Give the number of lines in the data that hold the string "典籍里的中国". Nothing else is needed.

• Data for processing:
....................
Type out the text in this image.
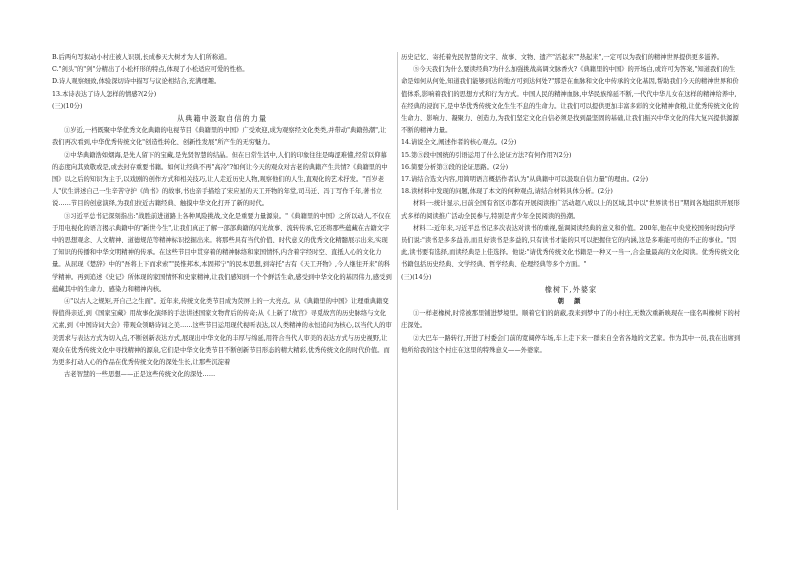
B.后两句写拟动小村庄被人识别,长成参天大树才为人们所称道。

C."剑头"的"剑"分精出了小松杆形的特点,体现了小松适应可爱的性格。

D.诗人观察细致,体验深切诗中描写与议论相结合,充满理趣。

13.本诗表达了诗人怎样的情感?(2分)

(三)(10分)

从典籍中汲取自信的力量

①岁近,一档既聚中华优秀文化典籍的电视节目《典籍里的中国》广受欢迎,成为观察经文化类类,并带动"典籍热潮",让我们再次看到,中华优秀传统文化"创造性转化、创新性发展"所产生的无穷魅力。

②中华典籍浩如烟海,是先人留下的宝藏,是先贤智慧的结晶。但在日常生活中,人们的印象往往是晦涩难懂,经常以仰慕的态度向其致敬或是,或去封存重要书籍。如何让经典不再"高冷"?如何让今天的观众对古老的典籍产生共情?《典籍里的中国》以之后的知识为主于,以戏剧的创作方式和相关技巧,让人走近历史人物,观察他们的人生,直观化的艺术抒发。"百岁老人"伏生讲述自己一生辛苦守护《尚书》的故事,书也亲手描绘了宋应星的天工开物的年堂,司马迁、冯丁写作千年,著书立说……节目的创意演绎,为我们拉近古籍经典、触摸中华文化打开了新的时代。

③习近平总书记深刻指出:"战胜前进道路上各种风险挑战,文化是重要力量源泉。"《典籍里的中国》之所以动人,不仅在于用电视化的语言揭示典籍中的"新世今生",让我们真正了解一部部典籍的闪光故事、流转传承,它还将那些蕴藏在古籍文字中的思想观念、人文精神、道德规范等精神标识挖掘出来。将那些具有当代价值、时代意义的优秀文化精髓展示出来,实现了知识的传播和中华文明精神的传承。在这些节目中贯穿着的精神脉络和家国情怀,内含着字经时空、直抵人心的文化力量。从屈现《楚辞》中的"吾将上下而求索""民惟邦本,本固邦宁"的民本思想,到寄托"古有《天工开物》,今人继往开来"的科学精神。再到追述《史记》所体现的家国情怀和史家精神,让我们感知到一个个鲜活生命,感受到中华文化的基因伟力,感受到蕴藏其中的生命力、感染力和精神内核。

④"以古人之规矩,开自己之生面"。近年来,传统文化类节目成为荧屏上的一大亮点。从《典籍里的中国》让理重典籍变得值得亲近,到《国家宝藏》用故事化演绎的手法讲述国家文物背后的传奇;从《上新了!故宫》寻觅故宫的历史脉络与文化元素,到《中国诗词大会》带观众领略诗词之美……这些节目运用现代视听表达,以人类精神的永恒追问为核心,以当代人的审美需求与表达方式为切入点,不断创新表达方式,展现出中华文化的丰厚与绵延,用符合当代人审美的表达方式与历史视野,让观众在优秀传统文化中寻找精神的源泉,它们是中华文化类节目不断创新节目形态的精大精彩,优秀传统文化的时代价值。而为更多打动人心的作品在优秀传统文化的深处生长,让那些沉淀着

古老智慧的一些思想——正是这些传统文化的深处……

历史记忆、寄托着先民智慧的文字、故事、文物、遗产"活起来""热起来",一定可以为我们的精神世界提供更多滋养。

⑤今天我们为什么要读经典?为什么加强挑战高调文脉香火?《典籍里的中国》的开场白,或许可为答案,"知道我们的生命是如何从何处,知道我们能够到达的地方可到达何处?"那是在血脉和文化中传承的文化基因,帮助我们今天的精神世界和价值体系,影响着我们的思想方式和行为方式。中国人民的精神血脉,中华民族绵延不断,一代代中华儿女在这样的精神给养中,在经典的浸润下,是中华优秀传统文化生生不息的生命力。让我们可以提供更加丰富多彩的文化精神食粮,让优秀传统文化的生命力、影响力、凝聚力、创造力,为我们坚定文化自信必须是找到最坚固的基础,让我们振兴中华文化的伟大复兴提供源源不断的精神力量。

14.请说全文,阐述作者的核心观点。(2分)

15.第⑤段中国统的引语运用了什么论证方法?有何作用?(2分)

16.简要分析第③段的论证思路。(2分)

17.请结合选文内容,用简明语言概括作者认为"从典籍中可以汲取自信力量"的理由。(2分)

18.读材料中发现的问题,体现了本文的何种观点,请结合材料具体分析。(2分)

材料一:统计显示,日前全国有省区市都有开展阅读推广活动超八成以上的区域,其中以"世界读书日"期间各地组织开展形式多样的阅读推广活动全民参与,特别是青少年全民阅读的热潮。

材料二:近年来,习近平总书记多次表达对读书的重视,强调阅读经典的意义和价值。200年,他在中央党校国务时段向学员们说:"读书是多多益善,而且好读书是多益的,只有读书才能的只可以把握住它的内涵,这是多难能可贵的不正的事业。"因此,读书要有选择,而读经典是上佳选择。他说:"请优秀传统文化书籍是一种又一当一,合金量最高的文化阅读。优秀传统文化书籍包括历史经典、文学经典、哲学经典、伦理经典等多个方面。"

(三)(14分)

橡树下,外婆家

朝 颜

①一样老橡树,时常被那里铺进梦境里。顺着它们的荫蔽,我来到梦中了的小村庄,无数次重新映现在一座名叫橡树下的村庄深处。

②大巴车一路转行,开进了村委会门前的宽阔停车场,车上走下来一群来自全省各地的文艺家。作为其中一员,我在出席到他所给我的这个村庄在这里的特殊意义——外婆家。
....................
• Exercise solution: 5